SELECTED PASSAGE
Start
Puerto Rico spends about 80 percent of the US average on education, despite having a median household income at one-third of that in the mainland. Meanwhile, it suffers from some of the lowest graduation rates, and performance scores of all the US states and territories.
“The real expense per student has increased enormously without increasing the quality of education. It’s for the government to decide how much to cut spending by, but you don’t want to waste government resources. There has to be efficiencies. It is more important to establish a position for growth,” Jose Fajgenbaum, one of the authors of the report, told The Guardian.
The authors also advocate an increase in one of the lowest income tax rates in the world – 4 percent – and bigger property taxes.
Local officials, who are pushing for a bailout from Washington, or renegotiated terms with creditors, dismissed the report.
“The simple fact remains that extreme austerity is not a viable solution for an economy already on its knees,” Víctor Suárez, chief of staff to the governor, said in a statement.
Luis Gallardo, majority municipal legislator for Aguas Buenas, a rural city on the island, told the Guardian it was a “typically IMF recipe” that ignores the problems of the local population.
The island suffers from a brain drain – with the seventh-fastest speed of population decline of any territory in the world last year, and one of the highest violent crime rates in the region.
A decision on the financial future of Puerto Rico is expected to be announced in the coming days.
End
SET TASKS
1 – In the passage on Puerto Rico's finances, what rate do the report's authors want to raise, and what is that rate now?
2 – Name every person mentioned by name in the passage on Puerto Rico's finances.
3 – Reproduce the passage on Puerto Rico's finances from "Puerto Rico spends" up to and including "states and territories.".

SOURCE DATA
Start
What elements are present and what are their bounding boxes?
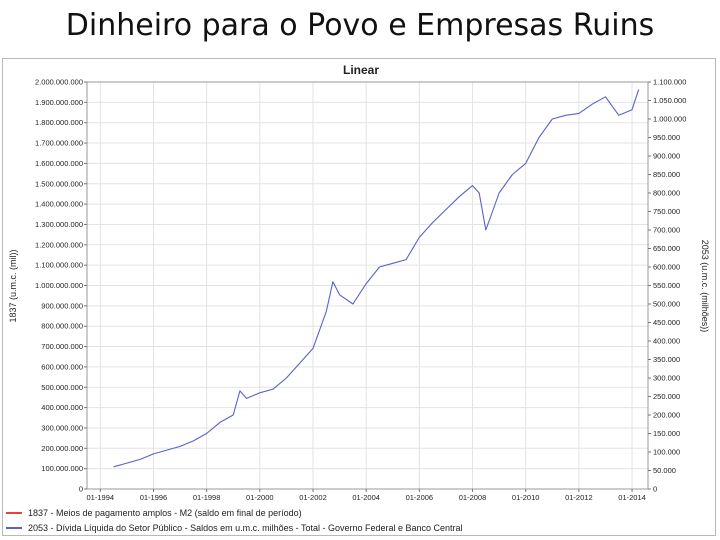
End
PROBLEM SOLUTIONS
1 – The income tax rate, now 4 percent.

2 – Jose Fajgenbaum, Víctor Suárez, Luis Gallardo

3 –
Puerto Rico spends about 80 percent of the US average on education, despite having a median household income at one-third of that in the mainland. Meanwhile, it suffers from some of the lowest graduation rates, and performance scores of all the US states and territories.